Records for processing:
══════
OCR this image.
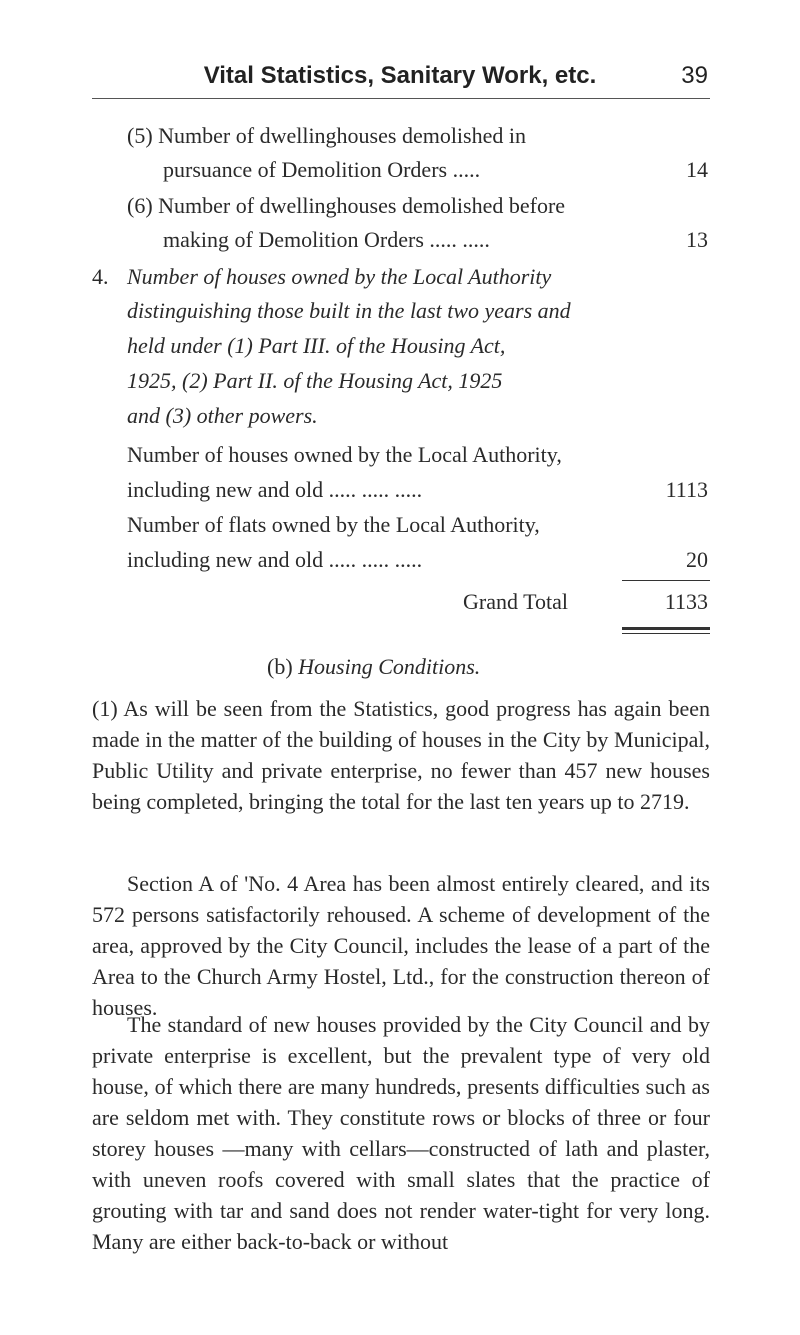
Vital Statistics, Sanitary Work, etc.	39
(5) Number of dwellinghouses demolished in
pursuance of Demolition Orders .....	14
(6) Number of dwellinghouses demolished before
making of Demolition Orders ..... .....	13
4. Number of houses owned by the Local Authority
distinguishing those built in the last two years and
held under (1) Part III. of the Housing Act,
1925, (2) Part II. of the Housing Act, 1925
and (3) other powers.
Number of houses owned by the Local Authority,
including new and old ..... ..... .....	1113
Number of flats owned by the Local Authority,
including new and old ..... ..... .....	20
Grand Total	1133
(b) Housing Conditions.

(1) As will be seen from the Statistics, good progress has again been made in the matter of the building of houses in the City by Municipal, Public Utility and private enterprise, no fewer than 457 new houses being completed, bringing the total for the last ten years up to 2719.

Section A of 'No. 4 Area has been almost entirely cleared, and its 572 persons satisfactorily rehoused. A scheme of development of the area, approved by the City Council, includes the lease of a part of the Area to the Church Army Hostel, Ltd., for the construction thereon of houses.

The standard of new houses provided by the City Council and by private enterprise is excellent, but the prevalent type of very old house, of which there are many hundreds, presents difficulties such as are seldom met with. They constitute rows or blocks of three or four storey houses —many with cellars—constructed of lath and plaster, with uneven roofs covered with small slates that the practice of grouting with tar and sand does not render water-tight for very long. Many are either back-to-back or without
══════
Goal of the exercise:
Find each line in the records holding the string "Number" and show it.

Response to the exercise:
(5) Number of dwellinghouses demolished in
(6) Number of dwellinghouses demolished before
4. Number of houses owned by the Local Authority
Number of houses owned by the Local Authority,
Number of flats owned by the Local Authority,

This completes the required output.